** start of Given information **

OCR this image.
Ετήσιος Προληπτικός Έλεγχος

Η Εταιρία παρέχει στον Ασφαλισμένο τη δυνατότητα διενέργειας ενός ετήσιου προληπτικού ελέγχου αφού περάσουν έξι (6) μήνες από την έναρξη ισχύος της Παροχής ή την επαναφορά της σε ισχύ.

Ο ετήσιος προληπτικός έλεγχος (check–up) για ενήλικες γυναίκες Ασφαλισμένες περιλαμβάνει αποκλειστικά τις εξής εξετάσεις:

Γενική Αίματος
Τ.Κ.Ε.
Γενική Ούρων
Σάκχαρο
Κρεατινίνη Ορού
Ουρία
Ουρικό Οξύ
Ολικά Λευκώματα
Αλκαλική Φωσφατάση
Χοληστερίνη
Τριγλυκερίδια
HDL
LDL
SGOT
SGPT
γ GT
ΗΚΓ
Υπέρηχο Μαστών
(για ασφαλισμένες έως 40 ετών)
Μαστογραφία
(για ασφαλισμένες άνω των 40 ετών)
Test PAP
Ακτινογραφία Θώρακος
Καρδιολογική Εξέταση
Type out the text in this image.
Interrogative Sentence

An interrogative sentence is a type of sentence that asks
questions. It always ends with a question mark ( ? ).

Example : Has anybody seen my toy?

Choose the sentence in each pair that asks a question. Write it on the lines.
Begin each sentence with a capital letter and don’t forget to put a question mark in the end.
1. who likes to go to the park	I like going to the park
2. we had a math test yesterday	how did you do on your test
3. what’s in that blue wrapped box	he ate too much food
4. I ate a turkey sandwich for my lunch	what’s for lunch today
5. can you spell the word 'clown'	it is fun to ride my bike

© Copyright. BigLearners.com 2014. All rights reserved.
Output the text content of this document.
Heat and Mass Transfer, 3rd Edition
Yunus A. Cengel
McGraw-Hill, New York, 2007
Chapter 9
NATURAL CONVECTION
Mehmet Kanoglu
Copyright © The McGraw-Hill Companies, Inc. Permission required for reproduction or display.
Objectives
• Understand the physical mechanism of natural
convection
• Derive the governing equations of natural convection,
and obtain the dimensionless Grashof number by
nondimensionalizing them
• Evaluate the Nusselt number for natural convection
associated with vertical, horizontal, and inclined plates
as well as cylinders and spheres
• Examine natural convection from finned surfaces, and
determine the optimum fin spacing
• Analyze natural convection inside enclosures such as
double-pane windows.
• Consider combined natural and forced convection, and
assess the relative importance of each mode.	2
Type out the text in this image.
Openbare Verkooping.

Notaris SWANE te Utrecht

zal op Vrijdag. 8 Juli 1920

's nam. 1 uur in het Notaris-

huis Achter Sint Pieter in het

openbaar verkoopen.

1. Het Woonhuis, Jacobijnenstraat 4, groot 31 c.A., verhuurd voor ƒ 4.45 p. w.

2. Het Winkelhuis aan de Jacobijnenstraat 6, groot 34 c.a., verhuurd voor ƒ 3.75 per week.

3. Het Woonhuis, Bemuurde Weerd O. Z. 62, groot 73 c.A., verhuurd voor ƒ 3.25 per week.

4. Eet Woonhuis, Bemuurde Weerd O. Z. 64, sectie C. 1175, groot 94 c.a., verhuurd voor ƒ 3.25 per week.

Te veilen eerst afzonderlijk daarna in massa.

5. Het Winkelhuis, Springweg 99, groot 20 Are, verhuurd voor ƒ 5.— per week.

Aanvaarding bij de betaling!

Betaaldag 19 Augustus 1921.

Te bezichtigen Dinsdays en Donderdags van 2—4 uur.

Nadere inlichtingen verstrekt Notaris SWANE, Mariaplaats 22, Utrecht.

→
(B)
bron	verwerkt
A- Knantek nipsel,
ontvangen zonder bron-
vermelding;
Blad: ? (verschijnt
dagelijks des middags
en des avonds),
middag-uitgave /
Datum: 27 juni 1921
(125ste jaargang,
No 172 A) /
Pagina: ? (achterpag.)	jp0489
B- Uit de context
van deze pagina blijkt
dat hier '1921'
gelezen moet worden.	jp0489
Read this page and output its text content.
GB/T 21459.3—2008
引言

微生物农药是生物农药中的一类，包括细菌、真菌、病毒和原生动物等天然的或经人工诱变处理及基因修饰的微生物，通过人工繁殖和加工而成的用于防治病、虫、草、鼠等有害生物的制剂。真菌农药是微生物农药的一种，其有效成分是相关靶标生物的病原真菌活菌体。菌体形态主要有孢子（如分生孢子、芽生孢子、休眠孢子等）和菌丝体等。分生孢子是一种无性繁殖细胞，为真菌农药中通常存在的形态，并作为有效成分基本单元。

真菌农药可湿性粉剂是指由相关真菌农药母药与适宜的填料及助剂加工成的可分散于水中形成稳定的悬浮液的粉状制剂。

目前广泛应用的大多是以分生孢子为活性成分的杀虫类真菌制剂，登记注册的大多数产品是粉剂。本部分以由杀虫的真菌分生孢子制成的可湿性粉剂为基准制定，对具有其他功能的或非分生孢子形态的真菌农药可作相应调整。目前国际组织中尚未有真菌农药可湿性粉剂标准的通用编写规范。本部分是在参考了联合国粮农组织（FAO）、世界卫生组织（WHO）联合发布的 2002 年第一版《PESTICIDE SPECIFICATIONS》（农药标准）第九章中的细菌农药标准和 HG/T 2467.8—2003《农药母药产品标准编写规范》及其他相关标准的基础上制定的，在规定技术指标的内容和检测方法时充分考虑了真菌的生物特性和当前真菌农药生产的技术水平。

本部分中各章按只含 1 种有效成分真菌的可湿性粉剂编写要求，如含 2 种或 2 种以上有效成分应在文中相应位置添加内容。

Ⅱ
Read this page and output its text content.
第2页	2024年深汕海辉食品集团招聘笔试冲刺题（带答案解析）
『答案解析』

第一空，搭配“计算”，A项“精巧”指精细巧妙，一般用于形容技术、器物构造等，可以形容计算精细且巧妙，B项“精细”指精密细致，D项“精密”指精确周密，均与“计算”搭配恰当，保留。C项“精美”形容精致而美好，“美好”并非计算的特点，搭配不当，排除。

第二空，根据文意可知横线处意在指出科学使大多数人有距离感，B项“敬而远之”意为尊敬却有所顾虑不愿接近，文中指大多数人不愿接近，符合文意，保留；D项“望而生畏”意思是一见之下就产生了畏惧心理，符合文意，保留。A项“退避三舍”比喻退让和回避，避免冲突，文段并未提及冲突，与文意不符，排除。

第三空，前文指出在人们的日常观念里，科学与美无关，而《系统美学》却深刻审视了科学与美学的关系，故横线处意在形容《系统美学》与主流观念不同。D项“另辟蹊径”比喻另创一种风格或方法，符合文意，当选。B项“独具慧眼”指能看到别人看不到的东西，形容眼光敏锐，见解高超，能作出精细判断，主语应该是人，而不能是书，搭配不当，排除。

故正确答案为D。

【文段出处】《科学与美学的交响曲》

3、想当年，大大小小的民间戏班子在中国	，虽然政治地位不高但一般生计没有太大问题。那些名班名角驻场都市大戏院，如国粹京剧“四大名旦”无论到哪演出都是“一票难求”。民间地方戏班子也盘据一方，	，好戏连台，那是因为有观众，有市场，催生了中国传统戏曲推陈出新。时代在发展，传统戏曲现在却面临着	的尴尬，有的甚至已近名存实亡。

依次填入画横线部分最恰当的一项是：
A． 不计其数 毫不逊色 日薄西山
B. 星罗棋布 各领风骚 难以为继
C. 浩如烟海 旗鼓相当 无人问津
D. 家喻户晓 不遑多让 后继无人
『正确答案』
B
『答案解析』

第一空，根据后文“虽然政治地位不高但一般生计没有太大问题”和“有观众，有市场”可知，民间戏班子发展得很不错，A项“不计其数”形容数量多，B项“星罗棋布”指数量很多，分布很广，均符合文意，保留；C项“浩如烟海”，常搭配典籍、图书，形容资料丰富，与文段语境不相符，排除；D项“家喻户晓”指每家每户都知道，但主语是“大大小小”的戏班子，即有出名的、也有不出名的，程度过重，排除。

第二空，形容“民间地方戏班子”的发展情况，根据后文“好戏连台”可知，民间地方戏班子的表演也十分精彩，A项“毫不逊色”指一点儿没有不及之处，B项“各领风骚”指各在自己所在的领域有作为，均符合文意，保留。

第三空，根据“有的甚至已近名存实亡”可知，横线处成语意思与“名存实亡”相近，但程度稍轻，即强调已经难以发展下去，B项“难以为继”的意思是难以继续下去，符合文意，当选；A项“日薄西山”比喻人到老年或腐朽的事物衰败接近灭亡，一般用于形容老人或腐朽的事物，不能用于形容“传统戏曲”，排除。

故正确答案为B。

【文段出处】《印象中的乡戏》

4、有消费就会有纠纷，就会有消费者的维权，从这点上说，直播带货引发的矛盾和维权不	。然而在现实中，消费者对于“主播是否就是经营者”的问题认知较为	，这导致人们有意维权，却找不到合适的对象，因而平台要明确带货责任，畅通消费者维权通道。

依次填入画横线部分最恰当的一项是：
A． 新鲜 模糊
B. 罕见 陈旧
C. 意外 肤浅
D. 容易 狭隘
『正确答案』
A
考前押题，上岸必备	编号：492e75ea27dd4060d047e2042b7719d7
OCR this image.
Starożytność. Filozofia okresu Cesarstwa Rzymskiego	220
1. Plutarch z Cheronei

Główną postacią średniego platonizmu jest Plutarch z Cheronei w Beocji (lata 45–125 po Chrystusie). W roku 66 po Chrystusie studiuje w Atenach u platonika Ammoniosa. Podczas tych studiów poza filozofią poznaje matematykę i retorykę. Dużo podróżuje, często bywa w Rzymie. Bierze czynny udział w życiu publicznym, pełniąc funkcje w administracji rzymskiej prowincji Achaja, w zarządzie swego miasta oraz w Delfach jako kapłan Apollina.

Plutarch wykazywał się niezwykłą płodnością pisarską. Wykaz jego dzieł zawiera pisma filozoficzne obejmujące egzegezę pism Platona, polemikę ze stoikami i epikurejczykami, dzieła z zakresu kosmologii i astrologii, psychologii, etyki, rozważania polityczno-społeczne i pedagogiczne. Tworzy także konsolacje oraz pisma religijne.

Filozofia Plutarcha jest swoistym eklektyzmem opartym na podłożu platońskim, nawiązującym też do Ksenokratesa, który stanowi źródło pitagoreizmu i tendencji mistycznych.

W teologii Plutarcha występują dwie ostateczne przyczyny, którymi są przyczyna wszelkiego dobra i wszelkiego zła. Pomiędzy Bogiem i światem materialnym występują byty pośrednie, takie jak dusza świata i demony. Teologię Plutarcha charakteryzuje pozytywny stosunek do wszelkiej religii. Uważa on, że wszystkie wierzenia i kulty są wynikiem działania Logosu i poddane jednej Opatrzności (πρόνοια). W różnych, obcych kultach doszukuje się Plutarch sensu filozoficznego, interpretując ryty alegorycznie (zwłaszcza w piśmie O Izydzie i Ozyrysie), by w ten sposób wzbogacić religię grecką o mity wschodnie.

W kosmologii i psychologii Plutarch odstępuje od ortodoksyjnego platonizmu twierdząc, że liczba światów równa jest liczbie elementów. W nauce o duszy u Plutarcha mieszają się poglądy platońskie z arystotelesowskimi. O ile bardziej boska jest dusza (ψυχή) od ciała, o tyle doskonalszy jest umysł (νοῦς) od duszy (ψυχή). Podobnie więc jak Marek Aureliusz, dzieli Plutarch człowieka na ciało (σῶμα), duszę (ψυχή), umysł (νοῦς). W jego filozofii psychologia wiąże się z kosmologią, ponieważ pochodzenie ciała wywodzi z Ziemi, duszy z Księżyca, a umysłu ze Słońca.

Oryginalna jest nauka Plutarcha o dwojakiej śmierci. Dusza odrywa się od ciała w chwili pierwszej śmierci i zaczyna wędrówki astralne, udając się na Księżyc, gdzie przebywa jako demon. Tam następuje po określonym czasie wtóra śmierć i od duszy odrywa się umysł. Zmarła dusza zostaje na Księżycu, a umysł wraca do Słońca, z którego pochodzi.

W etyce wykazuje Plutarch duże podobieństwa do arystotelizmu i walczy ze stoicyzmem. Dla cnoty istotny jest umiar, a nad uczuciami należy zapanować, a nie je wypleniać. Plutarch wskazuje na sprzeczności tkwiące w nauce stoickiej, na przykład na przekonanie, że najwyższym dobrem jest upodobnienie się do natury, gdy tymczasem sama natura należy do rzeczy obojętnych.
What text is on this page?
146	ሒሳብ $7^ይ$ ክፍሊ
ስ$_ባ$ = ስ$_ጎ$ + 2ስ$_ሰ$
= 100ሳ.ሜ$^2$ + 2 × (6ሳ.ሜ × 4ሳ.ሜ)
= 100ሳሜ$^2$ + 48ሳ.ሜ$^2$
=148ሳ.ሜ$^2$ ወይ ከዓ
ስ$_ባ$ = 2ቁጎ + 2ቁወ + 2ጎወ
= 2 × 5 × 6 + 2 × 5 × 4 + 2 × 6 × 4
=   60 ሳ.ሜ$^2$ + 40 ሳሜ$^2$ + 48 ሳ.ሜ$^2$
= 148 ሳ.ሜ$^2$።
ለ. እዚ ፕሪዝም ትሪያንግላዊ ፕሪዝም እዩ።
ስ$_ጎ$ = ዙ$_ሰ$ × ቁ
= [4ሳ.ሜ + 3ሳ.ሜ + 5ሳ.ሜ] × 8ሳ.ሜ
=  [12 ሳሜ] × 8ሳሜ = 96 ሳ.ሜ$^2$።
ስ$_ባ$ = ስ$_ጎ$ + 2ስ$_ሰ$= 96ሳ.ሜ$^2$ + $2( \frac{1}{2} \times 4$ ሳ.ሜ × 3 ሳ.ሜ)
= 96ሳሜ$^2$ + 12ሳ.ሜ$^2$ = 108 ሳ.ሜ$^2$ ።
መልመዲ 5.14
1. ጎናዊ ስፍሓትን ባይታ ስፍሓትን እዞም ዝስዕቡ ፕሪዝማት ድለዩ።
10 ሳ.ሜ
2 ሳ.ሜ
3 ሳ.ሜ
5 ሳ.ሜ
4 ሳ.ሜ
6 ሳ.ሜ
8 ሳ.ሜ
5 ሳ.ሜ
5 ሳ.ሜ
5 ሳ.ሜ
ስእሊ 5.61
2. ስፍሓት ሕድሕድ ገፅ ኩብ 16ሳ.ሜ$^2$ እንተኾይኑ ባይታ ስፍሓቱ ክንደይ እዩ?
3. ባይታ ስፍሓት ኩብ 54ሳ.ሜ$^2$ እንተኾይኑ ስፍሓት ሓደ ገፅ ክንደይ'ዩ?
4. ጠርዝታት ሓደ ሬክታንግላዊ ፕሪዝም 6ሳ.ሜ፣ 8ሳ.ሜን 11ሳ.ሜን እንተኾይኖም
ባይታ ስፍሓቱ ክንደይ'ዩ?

** end of Given information **

= Task =
From the entries above, pull out each line that includes "各领风骚".

= Task response =
B. 星罗棋布 各领风骚 难以为继
第二空，形容“民间地方戏班子”的发展情况，根据后文“好戏连台”可知，民间地方戏班子的表演也十分精彩，A项“毫不逊色”指一点儿没有不及之处，B项“各领风骚”指各在自己所在的领域有作为，均符合文意，保留。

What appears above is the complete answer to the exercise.